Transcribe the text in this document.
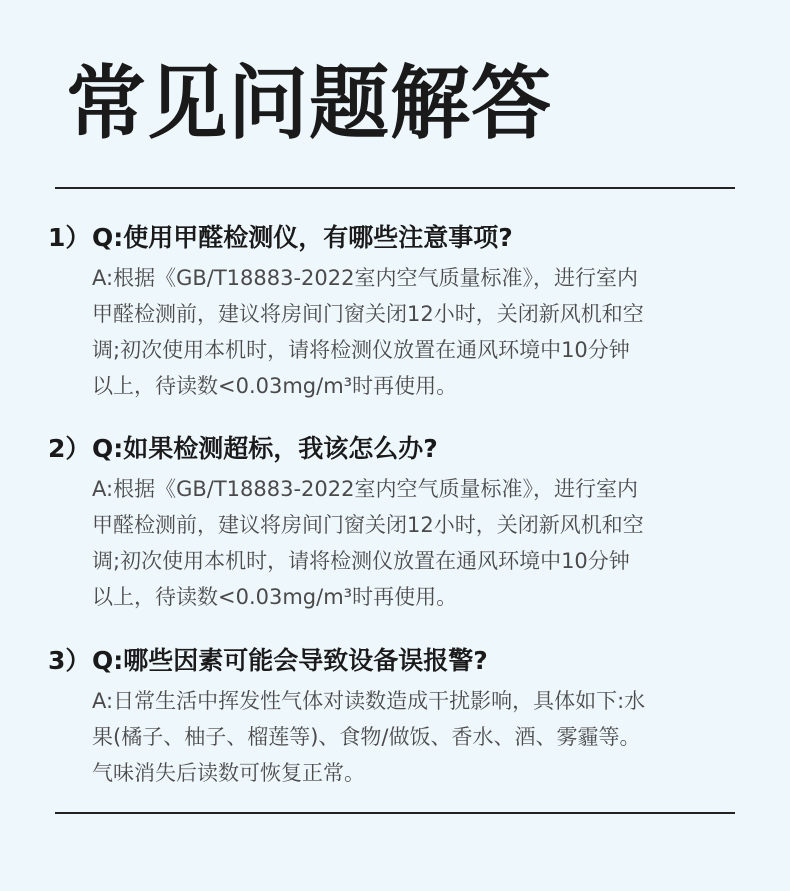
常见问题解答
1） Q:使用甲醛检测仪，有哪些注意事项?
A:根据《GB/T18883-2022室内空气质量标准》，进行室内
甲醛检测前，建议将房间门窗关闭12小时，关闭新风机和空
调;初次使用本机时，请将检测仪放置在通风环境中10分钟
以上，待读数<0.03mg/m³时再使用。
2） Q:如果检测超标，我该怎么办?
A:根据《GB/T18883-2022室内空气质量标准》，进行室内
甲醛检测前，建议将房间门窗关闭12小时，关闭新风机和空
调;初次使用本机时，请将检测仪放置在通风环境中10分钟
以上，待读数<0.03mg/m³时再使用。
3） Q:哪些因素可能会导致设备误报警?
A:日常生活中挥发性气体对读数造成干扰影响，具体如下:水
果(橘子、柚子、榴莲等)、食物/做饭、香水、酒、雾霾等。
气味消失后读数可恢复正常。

#### [Task brief]
Every entry above should be duplicated exactly. Do not include the images.

#### [Response for this exercise]
Transcribe the text in this document.
常见问题解答
1） Q:使用甲醛检测仪，有哪些注意事项?
A:根据《GB/T18883-2022室内空气质量标准》，进行室内
甲醛检测前，建议将房间门窗关闭12小时，关闭新风机和空
调;初次使用本机时，请将检测仪放置在通风环境中10分钟
以上，待读数<0.03mg/m³时再使用。
2） Q:如果检测超标，我该怎么办?
A:根据《GB/T18883-2022室内空气质量标准》，进行室内
甲醛检测前，建议将房间门窗关闭12小时，关闭新风机和空
调;初次使用本机时，请将检测仪放置在通风环境中10分钟
以上，待读数<0.03mg/m³时再使用。
3） Q:哪些因素可能会导致设备误报警?
A:日常生活中挥发性气体对读数造成干扰影响，具体如下:水
果(橘子、柚子、榴莲等)、食物/做饭、香水、酒、雾霾等。
气味消失后读数可恢复正常。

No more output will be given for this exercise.